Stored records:

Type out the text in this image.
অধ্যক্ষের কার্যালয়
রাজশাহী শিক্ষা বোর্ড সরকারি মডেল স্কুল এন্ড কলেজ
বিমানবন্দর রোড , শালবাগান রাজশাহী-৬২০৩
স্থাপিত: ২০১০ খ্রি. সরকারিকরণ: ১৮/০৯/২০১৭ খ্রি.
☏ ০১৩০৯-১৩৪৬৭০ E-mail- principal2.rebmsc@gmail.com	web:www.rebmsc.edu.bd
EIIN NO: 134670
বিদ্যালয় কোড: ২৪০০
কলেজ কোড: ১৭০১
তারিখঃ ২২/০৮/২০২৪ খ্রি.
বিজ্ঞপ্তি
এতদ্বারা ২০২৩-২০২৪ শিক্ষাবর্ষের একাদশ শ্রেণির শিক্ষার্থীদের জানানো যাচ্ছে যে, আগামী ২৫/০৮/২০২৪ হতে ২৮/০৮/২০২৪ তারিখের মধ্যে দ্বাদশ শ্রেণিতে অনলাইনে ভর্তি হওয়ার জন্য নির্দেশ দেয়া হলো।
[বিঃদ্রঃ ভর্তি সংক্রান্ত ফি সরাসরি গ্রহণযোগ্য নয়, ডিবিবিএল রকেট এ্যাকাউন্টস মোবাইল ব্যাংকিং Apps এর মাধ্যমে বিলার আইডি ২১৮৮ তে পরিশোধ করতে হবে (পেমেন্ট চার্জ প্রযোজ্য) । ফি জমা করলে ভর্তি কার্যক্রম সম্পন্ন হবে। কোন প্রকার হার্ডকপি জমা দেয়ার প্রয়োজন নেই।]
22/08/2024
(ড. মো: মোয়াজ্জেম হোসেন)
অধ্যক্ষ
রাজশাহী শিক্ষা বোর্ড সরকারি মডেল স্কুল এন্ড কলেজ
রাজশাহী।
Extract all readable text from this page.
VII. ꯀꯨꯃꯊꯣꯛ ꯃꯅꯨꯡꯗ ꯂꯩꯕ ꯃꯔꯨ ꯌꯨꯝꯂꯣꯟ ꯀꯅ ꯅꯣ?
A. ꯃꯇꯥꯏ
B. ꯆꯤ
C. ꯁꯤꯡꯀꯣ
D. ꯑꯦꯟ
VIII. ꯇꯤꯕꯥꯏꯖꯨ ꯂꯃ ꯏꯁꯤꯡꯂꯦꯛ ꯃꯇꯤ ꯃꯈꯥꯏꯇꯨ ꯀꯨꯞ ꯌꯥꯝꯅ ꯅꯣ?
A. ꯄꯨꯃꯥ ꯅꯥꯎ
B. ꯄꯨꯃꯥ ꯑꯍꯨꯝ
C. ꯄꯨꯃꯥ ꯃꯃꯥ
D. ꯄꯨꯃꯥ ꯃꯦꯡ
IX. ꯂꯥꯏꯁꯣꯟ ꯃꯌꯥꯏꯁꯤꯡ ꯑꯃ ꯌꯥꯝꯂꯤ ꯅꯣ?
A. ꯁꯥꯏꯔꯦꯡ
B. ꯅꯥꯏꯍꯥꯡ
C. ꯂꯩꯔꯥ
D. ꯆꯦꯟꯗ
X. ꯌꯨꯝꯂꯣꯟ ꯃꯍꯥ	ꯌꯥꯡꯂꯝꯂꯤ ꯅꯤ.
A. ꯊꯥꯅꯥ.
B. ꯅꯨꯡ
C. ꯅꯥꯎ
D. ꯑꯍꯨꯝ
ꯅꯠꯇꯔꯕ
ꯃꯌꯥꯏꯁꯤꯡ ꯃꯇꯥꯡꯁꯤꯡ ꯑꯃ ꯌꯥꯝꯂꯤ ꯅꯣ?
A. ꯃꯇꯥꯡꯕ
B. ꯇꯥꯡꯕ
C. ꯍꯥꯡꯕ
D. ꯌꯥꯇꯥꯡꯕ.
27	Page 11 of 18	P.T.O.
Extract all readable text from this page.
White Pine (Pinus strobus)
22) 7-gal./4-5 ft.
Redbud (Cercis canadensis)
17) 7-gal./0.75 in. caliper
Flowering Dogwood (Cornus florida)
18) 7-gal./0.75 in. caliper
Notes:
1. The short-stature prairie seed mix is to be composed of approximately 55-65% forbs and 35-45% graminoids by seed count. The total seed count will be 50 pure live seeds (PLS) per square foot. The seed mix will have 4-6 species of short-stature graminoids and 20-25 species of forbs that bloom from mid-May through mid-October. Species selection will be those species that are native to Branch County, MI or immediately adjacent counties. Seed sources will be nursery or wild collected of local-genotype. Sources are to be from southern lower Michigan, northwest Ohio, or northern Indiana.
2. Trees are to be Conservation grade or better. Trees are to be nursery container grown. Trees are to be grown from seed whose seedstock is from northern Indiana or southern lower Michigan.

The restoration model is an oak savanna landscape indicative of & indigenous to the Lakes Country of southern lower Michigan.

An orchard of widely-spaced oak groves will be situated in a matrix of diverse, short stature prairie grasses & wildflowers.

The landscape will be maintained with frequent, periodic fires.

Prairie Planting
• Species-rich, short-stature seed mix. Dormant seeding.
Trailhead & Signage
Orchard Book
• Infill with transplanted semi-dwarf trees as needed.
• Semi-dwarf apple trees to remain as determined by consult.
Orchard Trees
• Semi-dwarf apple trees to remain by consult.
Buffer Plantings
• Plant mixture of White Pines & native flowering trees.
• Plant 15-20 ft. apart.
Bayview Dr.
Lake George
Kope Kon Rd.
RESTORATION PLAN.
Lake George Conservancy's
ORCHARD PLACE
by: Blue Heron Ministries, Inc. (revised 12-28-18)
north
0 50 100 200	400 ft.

§ **Instructions for the task**: Send back each record exactly as it stands.

§ **Completed exercise**:
Type out the text in this image.
অধ্যক্ষের কার্যালয়
রাজশাহী শিক্ষা বোর্ড সরকারি মডেল স্কুল এন্ড কলেজ
বিমানবন্দর রোড , শালবাগান রাজশাহী-৬২০৩
স্থাপিত: ২০১০ খ্রি. সরকারিকরণ: ১৮/০৯/২০১৭ খ্রি.
☏ ০১৩০৯-১৩৪৬৭০ E-mail- principal2.rebmsc@gmail.com	web:www.rebmsc.edu.bd
EIIN NO: 134670
বিদ্যালয় কোড: ২৪০০
কলেজ কোড: ১৭০১
তারিখঃ ২২/০৮/২০২৪ খ্রি.
বিজ্ঞপ্তি
এতদ্বারা ২০২৩-২০২৪ শিক্ষাবর্ষের একাদশ শ্রেণির শিক্ষার্থীদের জানানো যাচ্ছে যে, আগামী ২৫/০৮/২০২৪ হতে ২৮/০৮/২০২৪ তারিখের মধ্যে দ্বাদশ শ্রেণিতে অনলাইনে ভর্তি হওয়ার জন্য নির্দেশ দেয়া হলো।
[বিঃদ্রঃ ভর্তি সংক্রান্ত ফি সরাসরি গ্রহণযোগ্য নয়, ডিবিবিএল রকেট এ্যাকাউন্টস মোবাইল ব্যাংকিং Apps এর মাধ্যমে বিলার আইডি ২১৮৮ তে পরিশোধ করতে হবে (পেমেন্ট চার্জ প্রযোজ্য) । ফি জমা করলে ভর্তি কার্যক্রম সম্পন্ন হবে। কোন প্রকার হার্ডকপি জমা দেয়ার প্রয়োজন নেই।]
22/08/2024
(ড. মো: মোয়াজ্জেম হোসেন)
অধ্যক্ষ
রাজশাহী শিক্ষা বোর্ড সরকারি মডেল স্কুল এন্ড কলেজ
রাজশাহী।
Extract all readable text from this page.
VII. ꯀꯨꯃꯊꯣꯛ ꯃꯅꯨꯡꯗ ꯂꯩꯕ ꯃꯔꯨ ꯌꯨꯝꯂꯣꯟ ꯀꯅ ꯅꯣ?
A. ꯃꯇꯥꯏ
B. ꯆꯤ
C. ꯁꯤꯡꯀꯣ
D. ꯑꯦꯟ
VIII. ꯇꯤꯕꯥꯏꯖꯨ ꯂꯃ ꯏꯁꯤꯡꯂꯦꯛ ꯃꯇꯤ ꯃꯈꯥꯏꯇꯨ ꯀꯨꯞ ꯌꯥꯝꯅ ꯅꯣ?
A. ꯄꯨꯃꯥ ꯅꯥꯎ
B. ꯄꯨꯃꯥ ꯑꯍꯨꯝ
C. ꯄꯨꯃꯥ ꯃꯃꯥ
D. ꯄꯨꯃꯥ ꯃꯦꯡ
IX. ꯂꯥꯏꯁꯣꯟ ꯃꯌꯥꯏꯁꯤꯡ ꯑꯃ ꯌꯥꯝꯂꯤ ꯅꯣ?
A. ꯁꯥꯏꯔꯦꯡ
B. ꯅꯥꯏꯍꯥꯡ
C. ꯂꯩꯔꯥ
D. ꯆꯦꯟꯗ
X. ꯌꯨꯝꯂꯣꯟ ꯃꯍꯥ	ꯌꯥꯡꯂꯝꯂꯤ ꯅꯤ.
A. ꯊꯥꯅꯥ.
B. ꯅꯨꯡ
C. ꯅꯥꯎ
D. ꯑꯍꯨꯝ
ꯅꯠꯇꯔꯕ
ꯃꯌꯥꯏꯁꯤꯡ ꯃꯇꯥꯡꯁꯤꯡ ꯑꯃ ꯌꯥꯝꯂꯤ ꯅꯣ?
A. ꯃꯇꯥꯡꯕ
B. ꯇꯥꯡꯕ
C. ꯍꯥꯡꯕ
D. ꯌꯥꯇꯥꯡꯕ.
27	Page 11 of 18	P.T.O.
Extract all readable text from this page.
White Pine (Pinus strobus)
22) 7-gal./4-5 ft.
Redbud (Cercis canadensis)
17) 7-gal./0.75 in. caliper
Flowering Dogwood (Cornus florida)
18) 7-gal./0.75 in. caliper
Notes:
1. The short-stature prairie seed mix is to be composed of approximately 55-65% forbs and 35-45% graminoids by seed count. The total seed count will be 50 pure live seeds (PLS) per square foot. The seed mix will have 4-6 species of short-stature graminoids and 20-25 species of forbs that bloom from mid-May through mid-October. Species selection will be those species that are native to Branch County, MI or immediately adjacent counties. Seed sources will be nursery or wild collected of local-genotype. Sources are to be from southern lower Michigan, northwest Ohio, or northern Indiana.
2. Trees are to be Conservation grade or better. Trees are to be nursery container grown. Trees are to be grown from seed whose seedstock is from northern Indiana or southern lower Michigan.

The restoration model is an oak savanna landscape indicative of & indigenous to the Lakes Country of southern lower Michigan.

An orchard of widely-spaced oak groves will be situated in a matrix of diverse, short stature prairie grasses & wildflowers.

The landscape will be maintained with frequent, periodic fires.

Prairie Planting
• Species-rich, short-stature seed mix. Dormant seeding.
Trailhead & Signage
Orchard Book
• Infill with transplanted semi-dwarf trees as needed.
• Semi-dwarf apple trees to remain as determined by consult.
Orchard Trees
• Semi-dwarf apple trees to remain by consult.
Buffer Plantings
• Plant mixture of White Pines & native flowering trees.
• Plant 15-20 ft. apart.
Bayview Dr.
Lake George
Kope Kon Rd.
RESTORATION PLAN.
Lake George Conservancy's
ORCHARD PLACE
by: Blue Heron Ministries, Inc. (revised 12-28-18)
north
0 50 100 200	400 ft.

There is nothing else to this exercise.